■ MATERIALS PROVIDED
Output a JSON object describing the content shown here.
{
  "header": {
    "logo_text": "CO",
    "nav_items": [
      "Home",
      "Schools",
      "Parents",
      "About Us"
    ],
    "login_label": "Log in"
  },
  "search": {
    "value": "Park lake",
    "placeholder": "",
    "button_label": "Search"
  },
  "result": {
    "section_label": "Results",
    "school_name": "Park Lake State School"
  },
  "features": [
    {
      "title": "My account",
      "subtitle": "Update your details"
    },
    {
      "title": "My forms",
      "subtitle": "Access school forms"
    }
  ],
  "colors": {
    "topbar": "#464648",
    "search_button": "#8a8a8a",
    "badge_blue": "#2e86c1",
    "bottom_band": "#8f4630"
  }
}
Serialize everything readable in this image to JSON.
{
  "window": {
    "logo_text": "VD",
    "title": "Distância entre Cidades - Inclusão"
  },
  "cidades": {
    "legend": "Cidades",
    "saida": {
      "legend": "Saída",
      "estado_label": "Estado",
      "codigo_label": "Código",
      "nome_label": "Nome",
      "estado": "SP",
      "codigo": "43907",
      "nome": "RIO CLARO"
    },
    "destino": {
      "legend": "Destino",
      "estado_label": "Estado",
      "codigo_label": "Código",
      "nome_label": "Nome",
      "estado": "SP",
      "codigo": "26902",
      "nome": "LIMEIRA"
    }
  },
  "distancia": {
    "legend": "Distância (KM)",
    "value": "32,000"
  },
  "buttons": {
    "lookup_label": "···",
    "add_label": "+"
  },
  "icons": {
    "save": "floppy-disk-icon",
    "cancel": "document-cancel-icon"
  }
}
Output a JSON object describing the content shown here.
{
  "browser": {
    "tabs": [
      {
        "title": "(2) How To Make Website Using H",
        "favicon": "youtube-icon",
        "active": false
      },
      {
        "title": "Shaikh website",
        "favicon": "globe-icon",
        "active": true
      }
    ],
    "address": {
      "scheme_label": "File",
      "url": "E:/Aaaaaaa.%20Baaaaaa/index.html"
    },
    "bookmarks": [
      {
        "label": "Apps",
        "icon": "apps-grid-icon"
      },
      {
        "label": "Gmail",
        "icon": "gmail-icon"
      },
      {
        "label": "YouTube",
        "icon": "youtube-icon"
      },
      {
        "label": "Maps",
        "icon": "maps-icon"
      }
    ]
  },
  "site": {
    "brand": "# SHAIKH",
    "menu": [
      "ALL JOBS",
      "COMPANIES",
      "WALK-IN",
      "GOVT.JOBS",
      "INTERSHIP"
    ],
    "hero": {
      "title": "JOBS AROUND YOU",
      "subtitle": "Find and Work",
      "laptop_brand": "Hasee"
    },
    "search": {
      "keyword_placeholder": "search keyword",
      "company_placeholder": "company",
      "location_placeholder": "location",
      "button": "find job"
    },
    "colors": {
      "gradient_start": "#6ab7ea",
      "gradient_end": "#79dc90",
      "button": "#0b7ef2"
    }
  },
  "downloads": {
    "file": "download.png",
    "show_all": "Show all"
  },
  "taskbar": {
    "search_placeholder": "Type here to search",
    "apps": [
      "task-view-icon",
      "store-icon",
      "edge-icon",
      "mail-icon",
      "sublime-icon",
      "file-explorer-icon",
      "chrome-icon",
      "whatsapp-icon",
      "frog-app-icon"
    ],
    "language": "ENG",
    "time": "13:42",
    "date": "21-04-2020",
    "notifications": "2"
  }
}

...

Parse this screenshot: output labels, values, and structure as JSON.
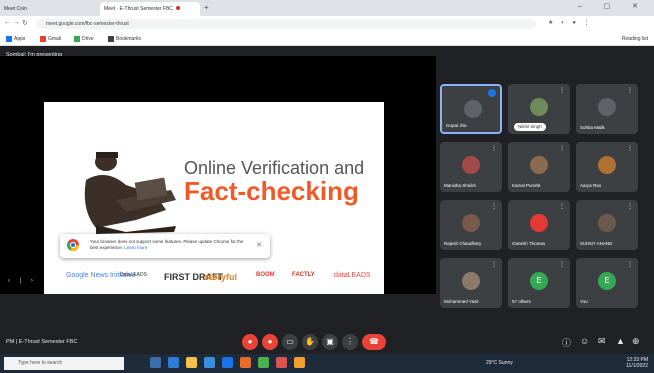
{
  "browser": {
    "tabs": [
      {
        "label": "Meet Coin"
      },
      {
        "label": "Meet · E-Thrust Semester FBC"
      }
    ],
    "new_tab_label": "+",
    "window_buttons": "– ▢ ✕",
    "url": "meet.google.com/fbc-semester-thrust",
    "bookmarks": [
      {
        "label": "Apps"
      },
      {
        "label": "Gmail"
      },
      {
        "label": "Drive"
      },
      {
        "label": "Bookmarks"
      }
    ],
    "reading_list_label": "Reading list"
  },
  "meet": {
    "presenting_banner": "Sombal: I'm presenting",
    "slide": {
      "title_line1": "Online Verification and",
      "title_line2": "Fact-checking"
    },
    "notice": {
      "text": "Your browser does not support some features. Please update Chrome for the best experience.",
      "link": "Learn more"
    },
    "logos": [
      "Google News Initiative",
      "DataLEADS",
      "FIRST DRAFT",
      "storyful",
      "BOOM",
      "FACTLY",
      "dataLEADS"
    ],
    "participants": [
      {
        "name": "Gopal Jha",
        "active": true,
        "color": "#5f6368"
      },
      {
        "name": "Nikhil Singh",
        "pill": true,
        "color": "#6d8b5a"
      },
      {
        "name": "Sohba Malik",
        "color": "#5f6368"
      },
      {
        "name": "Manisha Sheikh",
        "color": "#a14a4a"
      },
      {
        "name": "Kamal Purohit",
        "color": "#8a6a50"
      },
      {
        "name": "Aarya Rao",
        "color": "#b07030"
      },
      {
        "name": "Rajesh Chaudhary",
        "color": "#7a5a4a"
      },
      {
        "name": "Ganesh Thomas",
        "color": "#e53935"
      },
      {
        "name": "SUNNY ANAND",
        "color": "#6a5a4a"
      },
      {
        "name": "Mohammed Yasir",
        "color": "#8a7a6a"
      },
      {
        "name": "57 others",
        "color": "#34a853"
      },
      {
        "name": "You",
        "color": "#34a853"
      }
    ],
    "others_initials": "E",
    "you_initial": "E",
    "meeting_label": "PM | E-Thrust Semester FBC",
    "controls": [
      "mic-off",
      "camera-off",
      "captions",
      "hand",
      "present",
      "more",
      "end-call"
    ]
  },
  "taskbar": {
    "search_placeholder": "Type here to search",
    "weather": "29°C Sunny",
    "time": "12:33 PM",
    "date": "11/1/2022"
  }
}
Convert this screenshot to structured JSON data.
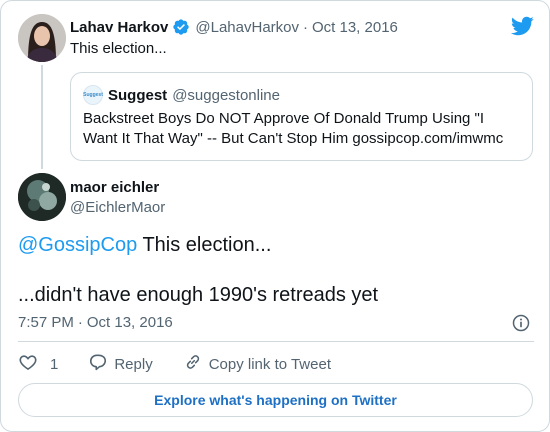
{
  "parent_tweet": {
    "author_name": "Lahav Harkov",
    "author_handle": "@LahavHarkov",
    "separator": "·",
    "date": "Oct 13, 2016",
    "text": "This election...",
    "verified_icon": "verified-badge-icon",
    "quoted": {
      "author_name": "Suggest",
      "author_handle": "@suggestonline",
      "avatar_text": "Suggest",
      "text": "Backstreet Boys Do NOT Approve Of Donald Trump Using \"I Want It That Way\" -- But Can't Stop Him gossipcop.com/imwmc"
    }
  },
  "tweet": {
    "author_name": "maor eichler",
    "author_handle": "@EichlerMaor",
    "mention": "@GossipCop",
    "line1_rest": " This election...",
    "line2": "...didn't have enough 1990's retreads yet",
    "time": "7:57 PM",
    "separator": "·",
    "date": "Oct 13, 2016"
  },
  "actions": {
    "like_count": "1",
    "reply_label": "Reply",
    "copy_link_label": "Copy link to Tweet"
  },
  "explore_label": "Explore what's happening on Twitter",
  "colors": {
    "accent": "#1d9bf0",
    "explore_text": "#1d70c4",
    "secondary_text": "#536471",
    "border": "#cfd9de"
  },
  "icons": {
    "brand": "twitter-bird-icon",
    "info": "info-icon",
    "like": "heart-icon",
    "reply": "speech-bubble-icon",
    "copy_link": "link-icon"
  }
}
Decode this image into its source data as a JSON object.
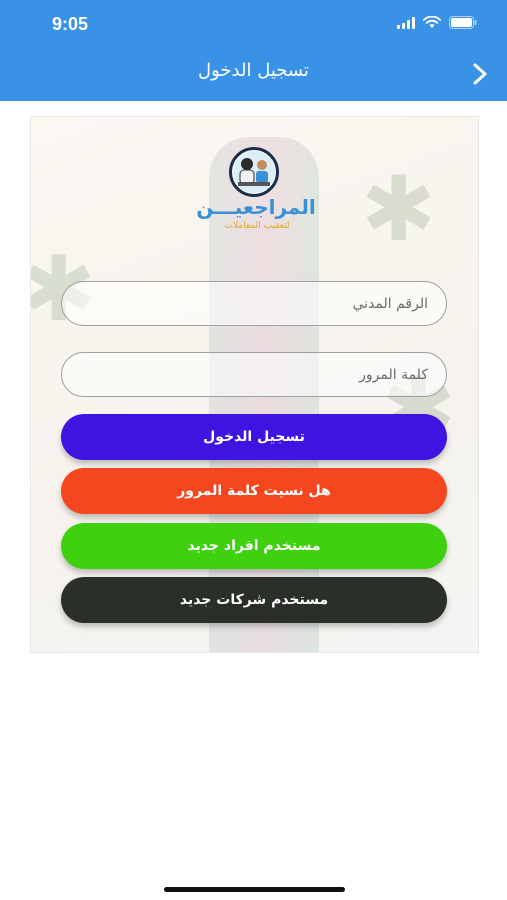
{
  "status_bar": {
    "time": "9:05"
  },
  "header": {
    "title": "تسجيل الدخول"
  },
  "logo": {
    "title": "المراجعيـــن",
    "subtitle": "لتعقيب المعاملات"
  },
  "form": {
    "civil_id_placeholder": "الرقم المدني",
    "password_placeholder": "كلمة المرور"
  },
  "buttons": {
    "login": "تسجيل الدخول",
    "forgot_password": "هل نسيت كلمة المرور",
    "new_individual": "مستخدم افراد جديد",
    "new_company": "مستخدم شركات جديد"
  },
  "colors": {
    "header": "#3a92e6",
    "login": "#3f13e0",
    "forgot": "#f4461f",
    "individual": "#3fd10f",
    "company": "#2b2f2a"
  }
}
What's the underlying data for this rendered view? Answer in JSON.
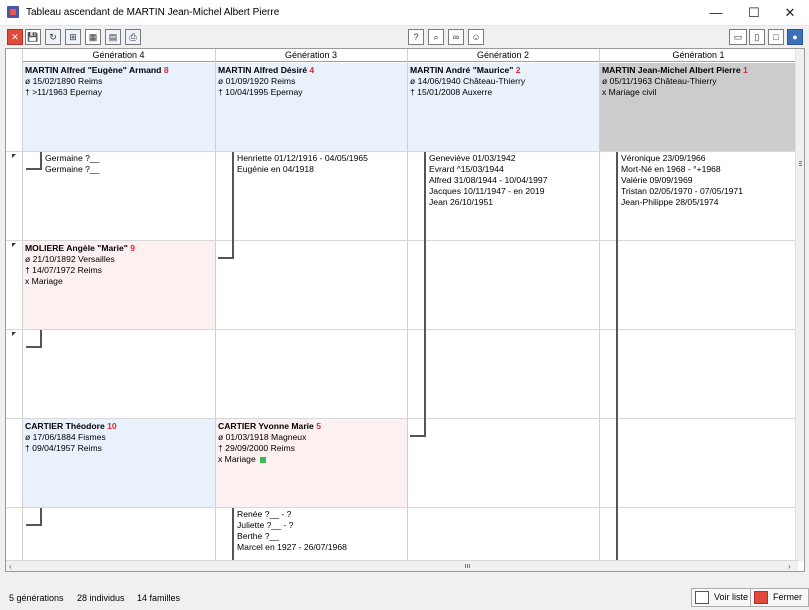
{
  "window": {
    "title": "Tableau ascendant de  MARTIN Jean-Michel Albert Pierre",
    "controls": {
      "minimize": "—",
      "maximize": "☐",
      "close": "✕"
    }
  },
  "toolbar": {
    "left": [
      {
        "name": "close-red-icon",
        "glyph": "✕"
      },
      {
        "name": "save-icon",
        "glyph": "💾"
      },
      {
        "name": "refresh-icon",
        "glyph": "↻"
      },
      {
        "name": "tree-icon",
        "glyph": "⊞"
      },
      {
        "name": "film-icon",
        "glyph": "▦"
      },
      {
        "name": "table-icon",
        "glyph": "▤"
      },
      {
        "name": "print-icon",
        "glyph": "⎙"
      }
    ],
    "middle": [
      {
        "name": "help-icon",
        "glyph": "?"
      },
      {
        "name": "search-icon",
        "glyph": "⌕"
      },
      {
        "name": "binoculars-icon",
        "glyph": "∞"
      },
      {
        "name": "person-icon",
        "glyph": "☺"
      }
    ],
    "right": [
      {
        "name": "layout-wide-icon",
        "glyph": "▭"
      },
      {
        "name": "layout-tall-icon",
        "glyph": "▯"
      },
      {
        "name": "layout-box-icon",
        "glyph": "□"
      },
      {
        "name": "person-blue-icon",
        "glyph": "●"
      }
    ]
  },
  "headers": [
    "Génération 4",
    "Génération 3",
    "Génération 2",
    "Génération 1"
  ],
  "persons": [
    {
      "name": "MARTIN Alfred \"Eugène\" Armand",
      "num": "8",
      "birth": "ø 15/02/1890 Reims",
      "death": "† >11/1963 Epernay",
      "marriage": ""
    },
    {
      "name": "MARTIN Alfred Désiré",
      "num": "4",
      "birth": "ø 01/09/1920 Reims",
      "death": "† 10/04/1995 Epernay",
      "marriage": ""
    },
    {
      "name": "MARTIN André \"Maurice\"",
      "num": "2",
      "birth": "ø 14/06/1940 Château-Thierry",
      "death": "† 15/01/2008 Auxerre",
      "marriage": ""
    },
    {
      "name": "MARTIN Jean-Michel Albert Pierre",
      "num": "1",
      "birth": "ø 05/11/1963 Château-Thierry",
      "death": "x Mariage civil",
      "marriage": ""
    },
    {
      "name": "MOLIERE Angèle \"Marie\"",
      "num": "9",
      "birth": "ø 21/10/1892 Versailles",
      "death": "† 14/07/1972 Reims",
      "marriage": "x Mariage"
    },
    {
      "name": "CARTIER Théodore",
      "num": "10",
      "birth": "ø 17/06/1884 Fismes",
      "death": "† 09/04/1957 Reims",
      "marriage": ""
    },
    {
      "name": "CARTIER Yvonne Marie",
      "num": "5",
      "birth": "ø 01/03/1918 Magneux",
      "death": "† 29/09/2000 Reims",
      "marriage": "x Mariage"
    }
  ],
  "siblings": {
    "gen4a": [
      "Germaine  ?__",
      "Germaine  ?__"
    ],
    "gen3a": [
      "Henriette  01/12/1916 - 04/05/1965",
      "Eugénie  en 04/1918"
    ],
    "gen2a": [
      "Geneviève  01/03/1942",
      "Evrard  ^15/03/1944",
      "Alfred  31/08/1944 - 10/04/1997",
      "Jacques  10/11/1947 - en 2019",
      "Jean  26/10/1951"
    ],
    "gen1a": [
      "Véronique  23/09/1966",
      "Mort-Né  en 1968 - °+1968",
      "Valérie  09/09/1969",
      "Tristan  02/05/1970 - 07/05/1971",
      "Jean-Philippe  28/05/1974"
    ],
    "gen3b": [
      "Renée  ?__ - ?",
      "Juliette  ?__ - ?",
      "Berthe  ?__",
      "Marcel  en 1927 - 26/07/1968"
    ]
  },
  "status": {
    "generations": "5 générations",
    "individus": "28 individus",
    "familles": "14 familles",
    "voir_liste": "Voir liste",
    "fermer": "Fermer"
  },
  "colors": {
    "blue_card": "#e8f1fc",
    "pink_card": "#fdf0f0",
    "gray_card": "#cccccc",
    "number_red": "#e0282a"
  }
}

■ EXERCISE REQUIREMENTS
Go over the records above line by line and count those holding the word "مستخدم". Reply only with the number.

■ ANSWER TO THE EXERCISE
2